--- Begin ---
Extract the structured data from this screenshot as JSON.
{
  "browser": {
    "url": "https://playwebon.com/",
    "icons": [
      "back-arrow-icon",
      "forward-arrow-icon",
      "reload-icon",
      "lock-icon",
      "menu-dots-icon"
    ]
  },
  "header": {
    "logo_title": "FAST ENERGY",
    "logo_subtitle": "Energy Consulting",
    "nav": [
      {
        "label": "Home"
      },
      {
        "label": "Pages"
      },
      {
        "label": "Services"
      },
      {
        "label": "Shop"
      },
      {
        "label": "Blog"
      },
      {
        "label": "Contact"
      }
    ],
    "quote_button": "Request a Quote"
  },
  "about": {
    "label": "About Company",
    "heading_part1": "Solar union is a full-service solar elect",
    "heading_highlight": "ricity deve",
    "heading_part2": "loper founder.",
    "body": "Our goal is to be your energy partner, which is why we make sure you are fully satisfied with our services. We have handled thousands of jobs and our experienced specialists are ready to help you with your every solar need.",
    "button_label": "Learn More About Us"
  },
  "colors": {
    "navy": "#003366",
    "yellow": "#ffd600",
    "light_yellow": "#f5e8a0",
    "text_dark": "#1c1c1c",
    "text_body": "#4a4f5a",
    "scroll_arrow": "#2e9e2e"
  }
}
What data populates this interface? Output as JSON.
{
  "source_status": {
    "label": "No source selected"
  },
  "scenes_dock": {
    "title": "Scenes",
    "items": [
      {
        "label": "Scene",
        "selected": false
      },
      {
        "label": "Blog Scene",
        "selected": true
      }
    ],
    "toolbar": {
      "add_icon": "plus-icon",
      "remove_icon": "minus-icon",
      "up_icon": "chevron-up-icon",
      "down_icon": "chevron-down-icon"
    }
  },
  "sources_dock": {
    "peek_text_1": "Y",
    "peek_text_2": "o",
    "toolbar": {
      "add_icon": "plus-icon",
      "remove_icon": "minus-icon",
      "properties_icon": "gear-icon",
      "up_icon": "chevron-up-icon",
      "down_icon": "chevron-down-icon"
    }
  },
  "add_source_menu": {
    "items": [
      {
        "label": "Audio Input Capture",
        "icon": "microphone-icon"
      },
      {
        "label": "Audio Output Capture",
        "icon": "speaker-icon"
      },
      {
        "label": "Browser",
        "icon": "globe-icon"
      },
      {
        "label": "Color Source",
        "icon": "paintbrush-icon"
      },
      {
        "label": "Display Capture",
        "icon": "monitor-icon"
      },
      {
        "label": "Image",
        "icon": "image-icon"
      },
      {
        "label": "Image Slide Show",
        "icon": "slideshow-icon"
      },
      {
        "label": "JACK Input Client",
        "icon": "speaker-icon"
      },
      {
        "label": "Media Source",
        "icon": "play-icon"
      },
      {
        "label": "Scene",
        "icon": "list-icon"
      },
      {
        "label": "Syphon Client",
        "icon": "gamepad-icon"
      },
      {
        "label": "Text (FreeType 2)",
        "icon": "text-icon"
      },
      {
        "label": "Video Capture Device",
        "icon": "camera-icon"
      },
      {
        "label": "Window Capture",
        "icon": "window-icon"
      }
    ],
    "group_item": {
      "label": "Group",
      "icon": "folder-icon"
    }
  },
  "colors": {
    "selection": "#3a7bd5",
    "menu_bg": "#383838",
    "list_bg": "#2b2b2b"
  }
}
--- End ---
Please repeat the listing above in full and exactly.

Extract the structured data from this screenshot as JSON.
{
  "browser": {
    "url": "https://playwebon.com/",
    "icons": [
      "back-arrow-icon",
      "forward-arrow-icon",
      "reload-icon",
      "lock-icon",
      "menu-dots-icon"
    ]
  },
  "header": {
    "logo_title": "FAST ENERGY",
    "logo_subtitle": "Energy Consulting",
    "nav": [
      {
        "label": "Home"
      },
      {
        "label": "Pages"
      },
      {
        "label": "Services"
      },
      {
        "label": "Shop"
      },
      {
        "label": "Blog"
      },
      {
        "label": "Contact"
      }
    ],
    "quote_button": "Request a Quote"
  },
  "about": {
    "label": "About Company",
    "heading_part1": "Solar union is a full-service solar elect",
    "heading_highlight": "ricity deve",
    "heading_part2": "loper founder.",
    "body": "Our goal is to be your energy partner, which is why we make sure you are fully satisfied with our services. We have handled thousands of jobs and our experienced specialists are ready to help you with your every solar need.",
    "button_label": "Learn More About Us"
  },
  "colors": {
    "navy": "#003366",
    "yellow": "#ffd600",
    "light_yellow": "#f5e8a0",
    "text_dark": "#1c1c1c",
    "text_body": "#4a4f5a",
    "scroll_arrow": "#2e9e2e"
  }
}
What data populates this interface? Output as JSON.
{
  "source_status": {
    "label": "No source selected"
  },
  "scenes_dock": {
    "title": "Scenes",
    "items": [
      {
        "label": "Scene",
        "selected": false
      },
      {
        "label": "Blog Scene",
        "selected": true
      }
    ],
    "toolbar": {
      "add_icon": "plus-icon",
      "remove_icon": "minus-icon",
      "up_icon": "chevron-up-icon",
      "down_icon": "chevron-down-icon"
    }
  },
  "sources_dock": {
    "peek_text_1": "Y",
    "peek_text_2": "o",
    "toolbar": {
      "add_icon": "plus-icon",
      "remove_icon": "minus-icon",
      "properties_icon": "gear-icon",
      "up_icon": "chevron-up-icon",
      "down_icon": "chevron-down-icon"
    }
  },
  "add_source_menu": {
    "items": [
      {
        "label": "Audio Input Capture",
        "icon": "microphone-icon"
      },
      {
        "label": "Audio Output Capture",
        "icon": "speaker-icon"
      },
      {
        "label": "Browser",
        "icon": "globe-icon"
      },
      {
        "label": "Color Source",
        "icon": "paintbrush-icon"
      },
      {
        "label": "Display Capture",
        "icon": "monitor-icon"
      },
      {
        "label": "Image",
        "icon": "image-icon"
      },
      {
        "label": "Image Slide Show",
        "icon": "slideshow-icon"
      },
      {
        "label": "JACK Input Client",
        "icon": "speaker-icon"
      },
      {
        "label": "Media Source",
        "icon": "play-icon"
      },
      {
        "label": "Scene",
        "icon": "list-icon"
      },
      {
        "label": "Syphon Client",
        "icon": "gamepad-icon"
      },
      {
        "label": "Text (FreeType 2)",
        "icon": "text-icon"
      },
      {
        "label": "Video Capture Device",
        "icon": "camera-icon"
      },
      {
        "label": "Window Capture",
        "icon": "window-icon"
      }
    ],
    "group_item": {
      "label": "Group",
      "icon": "folder-icon"
    }
  },
  "colors": {
    "selection": "#3a7bd5",
    "menu_bg": "#383838",
    "list_bg": "#2b2b2b"
  }
}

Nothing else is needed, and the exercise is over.